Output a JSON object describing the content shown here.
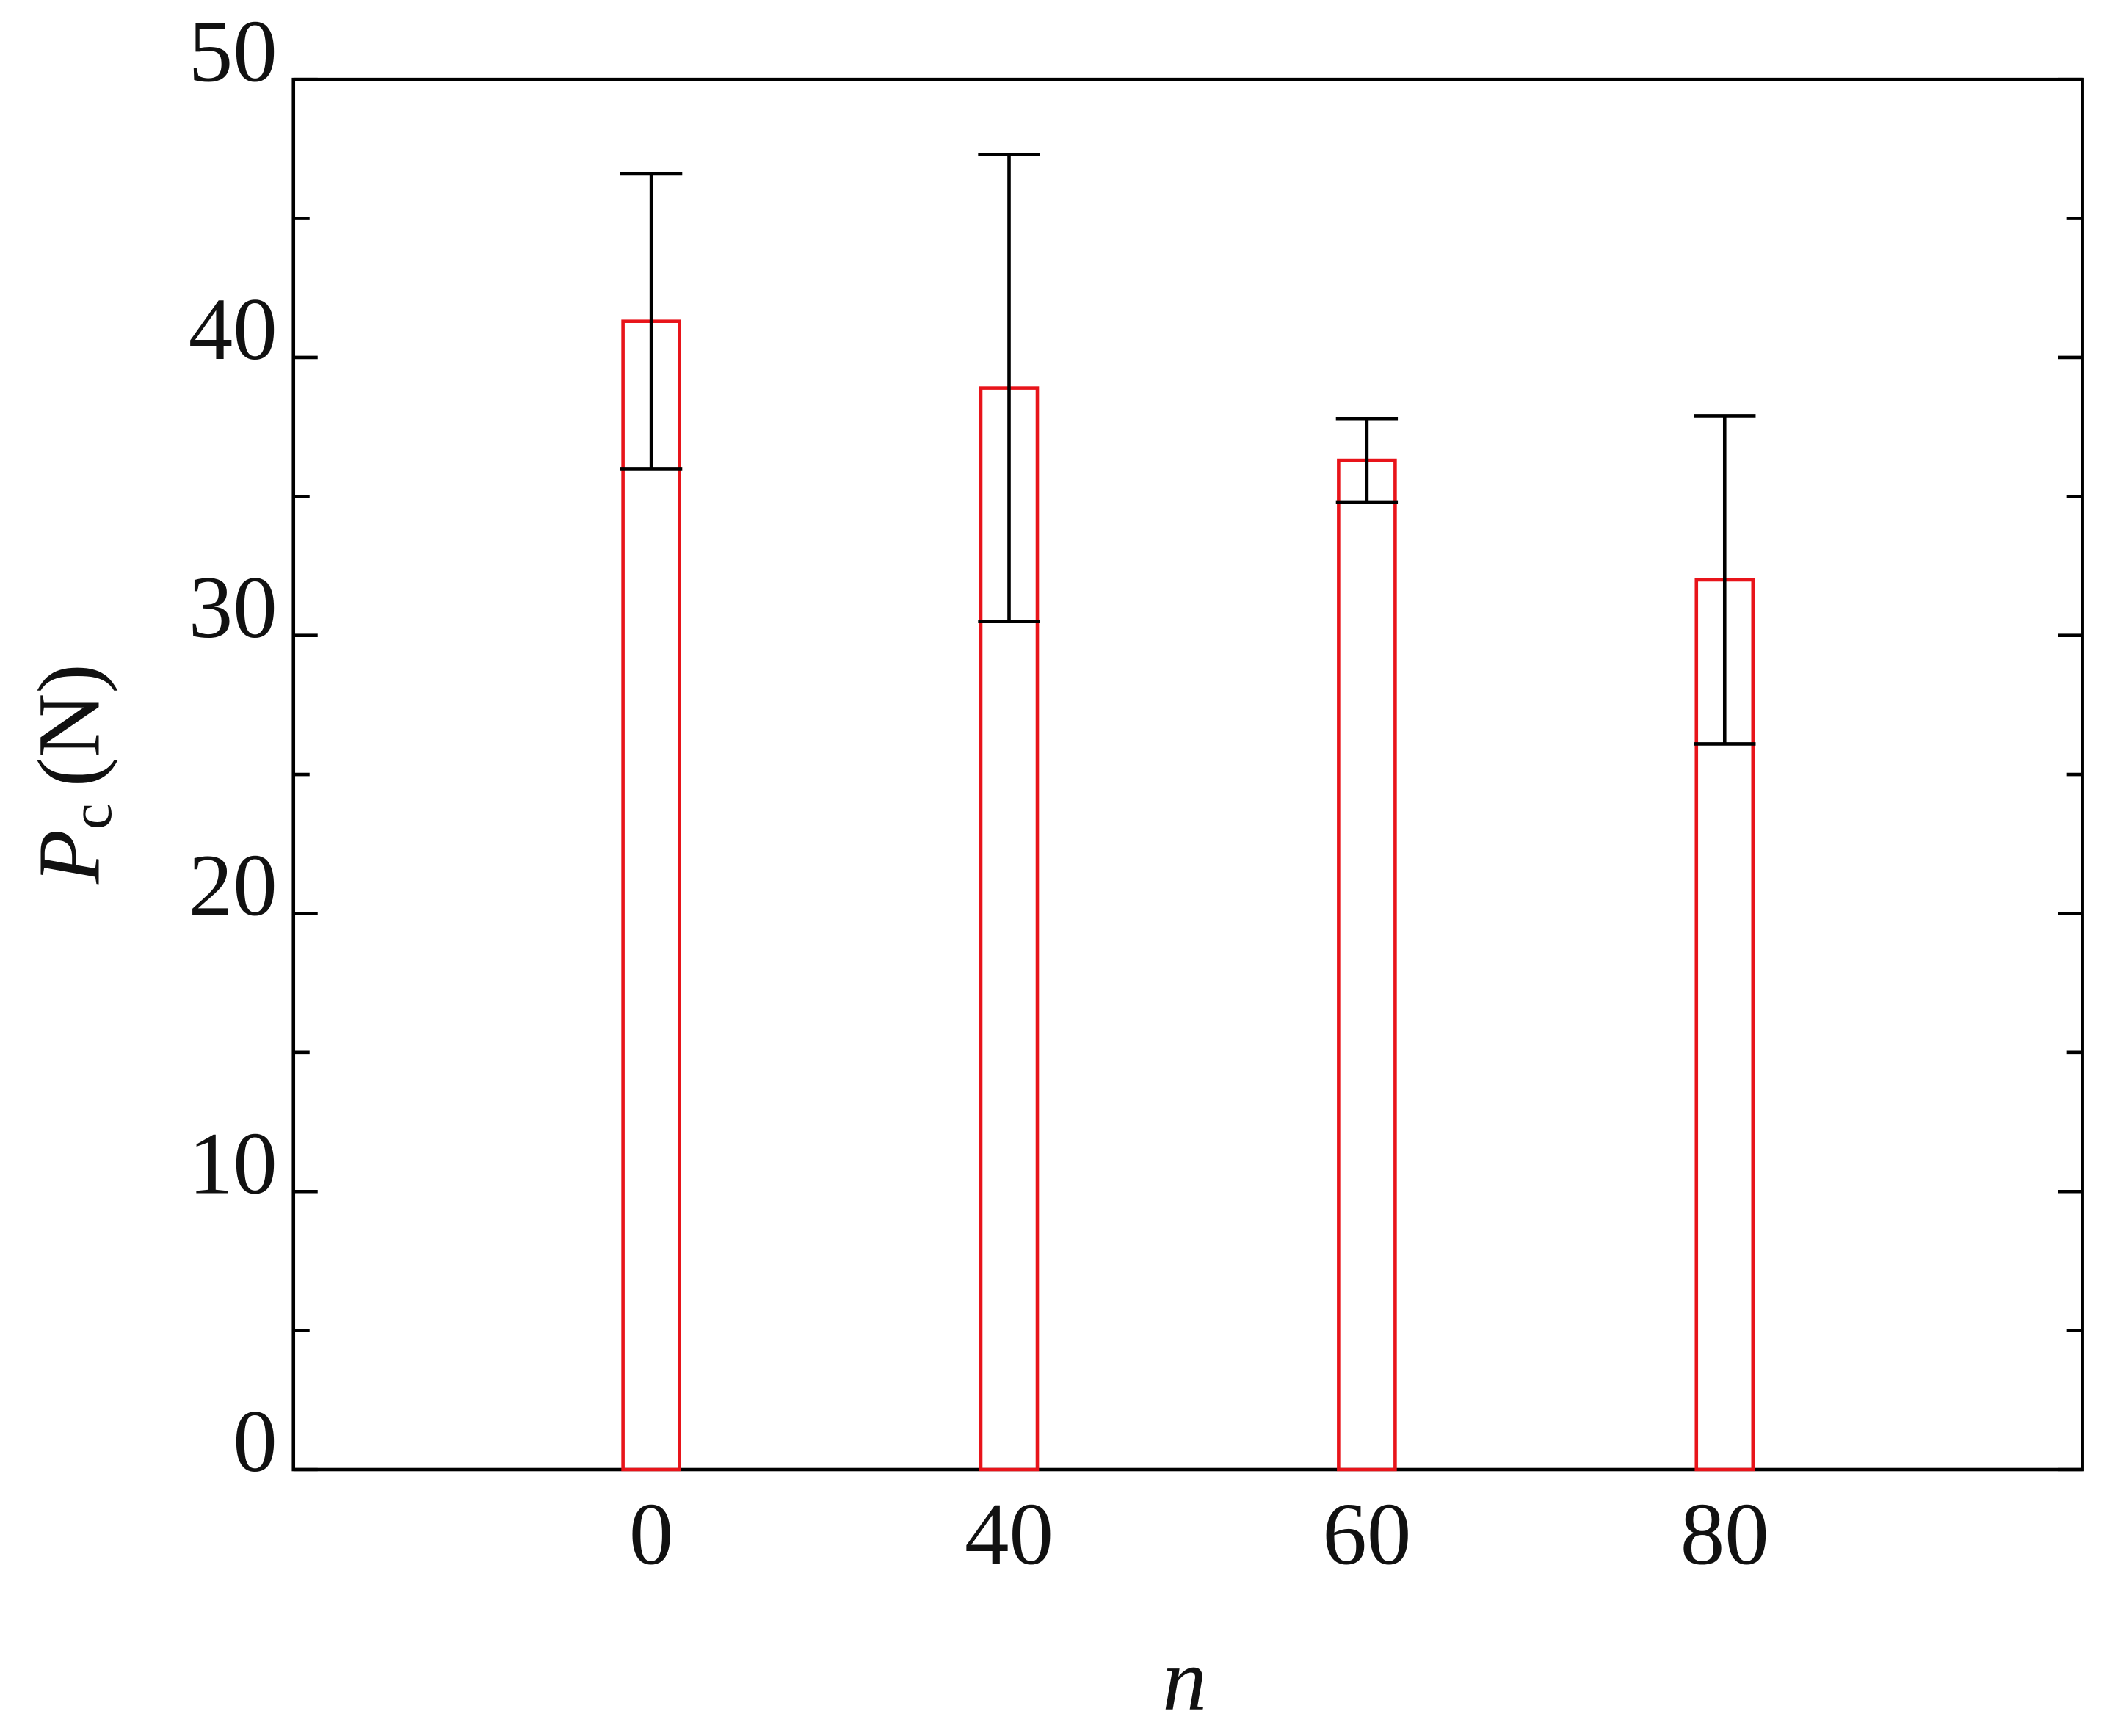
{
  "chart_data": {
    "type": "bar",
    "x_label": "n",
    "y_label": {
      "symbol": "P",
      "subscript": "c",
      "unit": "(N)"
    },
    "categories": [
      "0",
      "40",
      "60",
      "80"
    ],
    "values": [
      41.3,
      38.9,
      36.3,
      32.0
    ],
    "errors": [
      5.3,
      8.4,
      1.5,
      5.9
    ],
    "color": "#e8141a",
    "error_color": "#000000",
    "ylim": [
      0,
      50
    ],
    "yticks": [
      0,
      10,
      20,
      30,
      40,
      50
    ],
    "y_minor_ticks": [
      5,
      15,
      25,
      35,
      45
    ]
  }
}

• _Instructions for the task_
Pictures in the records above are left out; print everything else exactly as written.

• _Problem solution_
Output a JSON object describing the content shown here.
{
  "chart_data": {
    "type": "bar",
    "x_label": "n",
    "y_label": {
      "symbol": "P",
      "subscript": "c",
      "unit": "(N)"
    },
    "categories": [
      "0",
      "40",
      "60",
      "80"
    ],
    "values": [
      41.3,
      38.9,
      36.3,
      32.0
    ],
    "errors": [
      5.3,
      8.4,
      1.5,
      5.9
    ],
    "color": "#e8141a",
    "error_color": "#000000",
    "ylim": [
      0,
      50
    ],
    "yticks": [
      0,
      10,
      20,
      30,
      40,
      50
    ],
    "y_minor_ticks": [
      5,
      15,
      25,
      35,
      45
    ]
  }
}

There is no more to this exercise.